Actividad 1.
¿En qué año, según el fragmento sobre el segundo mandato de Trump, los votantes "no sabían"?
Actividad 2.
Enumera los grupos para los que, según el fragmento, se ha derrumbado un edificio ideológico fundamental.

Fragmento seleccionado.
☆ ☆ ☆

2023 ha venido a certificar que no fue un accidente ni un mero calentón del electorado. Que sabiendo lo que fue la primera parte, los votantes han encargado una segunda y ya nadie puede justificarse o justificarlos. Para la mayoría de los demócratas, para el puñado de republicanos que no quería a Trump y para multitud de medios de comunicación se ha derrumbado un edificio ideológico fundamental: que Estados Unidos “no es así”, que en 2017 los votantes “no sabían”, que el país no podía volver voluntariamente a esto. 

Y en medio del polvo del derrumbe, muchos de los agentes fundamentales para impedir que un segundo mandato de Trump sea todavía más trágico están encogidos en posición fetal entre los escombros o dando palos de ciego para ver si encuentran una salida. Alternan las explosiones de ira con la racionalización, el humor negro con la desconexión total de las noticias y, en el caso de los políticos, el estupor con un intento de normalizar lo que no tiene nada de normal.

☆ ☆ ☆

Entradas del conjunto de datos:
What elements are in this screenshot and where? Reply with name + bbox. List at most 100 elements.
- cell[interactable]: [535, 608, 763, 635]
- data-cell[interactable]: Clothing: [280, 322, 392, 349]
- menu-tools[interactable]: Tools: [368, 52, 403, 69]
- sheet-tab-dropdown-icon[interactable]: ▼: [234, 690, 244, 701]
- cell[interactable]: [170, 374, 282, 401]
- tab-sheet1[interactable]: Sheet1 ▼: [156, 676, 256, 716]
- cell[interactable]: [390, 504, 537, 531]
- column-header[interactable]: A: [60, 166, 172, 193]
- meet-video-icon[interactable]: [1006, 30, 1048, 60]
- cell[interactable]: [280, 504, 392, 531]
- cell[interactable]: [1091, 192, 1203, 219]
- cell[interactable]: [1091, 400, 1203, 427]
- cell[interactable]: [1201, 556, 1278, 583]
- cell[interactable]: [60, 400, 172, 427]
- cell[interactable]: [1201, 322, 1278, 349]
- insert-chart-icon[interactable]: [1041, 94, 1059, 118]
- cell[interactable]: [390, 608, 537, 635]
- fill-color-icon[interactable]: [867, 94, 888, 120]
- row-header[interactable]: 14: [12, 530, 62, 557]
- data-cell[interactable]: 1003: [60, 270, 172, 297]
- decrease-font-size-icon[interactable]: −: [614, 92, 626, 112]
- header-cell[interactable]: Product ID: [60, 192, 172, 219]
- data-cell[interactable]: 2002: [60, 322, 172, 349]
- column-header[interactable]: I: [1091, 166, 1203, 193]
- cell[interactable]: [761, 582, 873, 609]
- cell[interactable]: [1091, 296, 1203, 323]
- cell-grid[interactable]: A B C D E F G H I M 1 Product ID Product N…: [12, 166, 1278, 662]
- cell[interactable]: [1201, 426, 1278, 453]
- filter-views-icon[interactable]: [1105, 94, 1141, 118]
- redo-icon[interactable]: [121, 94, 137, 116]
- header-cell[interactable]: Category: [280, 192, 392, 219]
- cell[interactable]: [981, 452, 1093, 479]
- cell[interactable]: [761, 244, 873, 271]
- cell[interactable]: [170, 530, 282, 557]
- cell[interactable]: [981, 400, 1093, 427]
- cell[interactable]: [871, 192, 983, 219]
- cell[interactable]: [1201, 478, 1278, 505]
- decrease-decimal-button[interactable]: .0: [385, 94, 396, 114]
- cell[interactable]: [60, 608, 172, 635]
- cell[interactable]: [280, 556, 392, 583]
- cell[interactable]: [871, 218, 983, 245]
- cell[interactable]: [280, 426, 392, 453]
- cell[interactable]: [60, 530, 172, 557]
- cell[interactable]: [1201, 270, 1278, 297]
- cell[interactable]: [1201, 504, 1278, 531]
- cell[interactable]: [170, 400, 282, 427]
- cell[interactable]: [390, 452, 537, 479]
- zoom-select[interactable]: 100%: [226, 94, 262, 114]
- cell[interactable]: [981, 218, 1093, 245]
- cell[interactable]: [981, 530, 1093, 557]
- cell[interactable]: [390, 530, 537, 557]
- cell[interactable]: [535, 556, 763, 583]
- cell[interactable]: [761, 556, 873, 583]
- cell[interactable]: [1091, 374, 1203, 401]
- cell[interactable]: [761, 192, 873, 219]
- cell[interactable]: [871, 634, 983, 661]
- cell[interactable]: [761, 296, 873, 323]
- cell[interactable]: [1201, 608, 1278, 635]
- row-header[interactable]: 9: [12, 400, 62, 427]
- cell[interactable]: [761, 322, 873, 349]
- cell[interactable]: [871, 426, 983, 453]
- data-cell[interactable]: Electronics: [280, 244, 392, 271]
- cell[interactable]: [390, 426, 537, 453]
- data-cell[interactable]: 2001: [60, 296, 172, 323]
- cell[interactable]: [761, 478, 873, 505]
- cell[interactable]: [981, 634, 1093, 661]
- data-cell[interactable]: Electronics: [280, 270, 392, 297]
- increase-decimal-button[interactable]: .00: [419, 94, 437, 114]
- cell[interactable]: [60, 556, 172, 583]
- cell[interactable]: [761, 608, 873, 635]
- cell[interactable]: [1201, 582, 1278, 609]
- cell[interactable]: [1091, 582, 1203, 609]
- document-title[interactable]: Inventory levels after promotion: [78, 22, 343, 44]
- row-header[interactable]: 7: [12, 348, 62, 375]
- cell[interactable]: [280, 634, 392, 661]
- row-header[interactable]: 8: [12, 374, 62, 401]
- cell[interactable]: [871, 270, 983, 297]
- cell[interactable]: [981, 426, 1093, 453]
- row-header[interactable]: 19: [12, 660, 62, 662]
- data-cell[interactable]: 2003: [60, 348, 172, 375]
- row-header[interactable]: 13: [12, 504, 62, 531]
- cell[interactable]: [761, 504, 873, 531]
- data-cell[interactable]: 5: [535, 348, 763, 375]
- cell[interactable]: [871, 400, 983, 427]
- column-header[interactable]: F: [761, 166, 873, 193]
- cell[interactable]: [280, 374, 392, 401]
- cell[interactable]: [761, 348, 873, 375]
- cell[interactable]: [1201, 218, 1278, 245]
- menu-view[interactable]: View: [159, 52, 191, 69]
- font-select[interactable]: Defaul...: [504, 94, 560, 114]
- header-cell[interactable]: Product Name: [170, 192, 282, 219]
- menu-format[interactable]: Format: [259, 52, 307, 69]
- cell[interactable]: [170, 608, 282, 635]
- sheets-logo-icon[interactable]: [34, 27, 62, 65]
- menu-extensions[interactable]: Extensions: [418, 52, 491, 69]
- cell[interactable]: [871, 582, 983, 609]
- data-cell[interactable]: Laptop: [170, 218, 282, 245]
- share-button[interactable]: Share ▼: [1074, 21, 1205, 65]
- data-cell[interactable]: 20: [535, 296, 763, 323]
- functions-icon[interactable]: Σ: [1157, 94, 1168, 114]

☆ ☆ ☆

Respuesta escrita 1.
En 2017.

Respuesta escrita 2.
- La mayoría de los demócratas
- El puñado de republicanos que no quería a Trump
- Multitud de medios de comunicación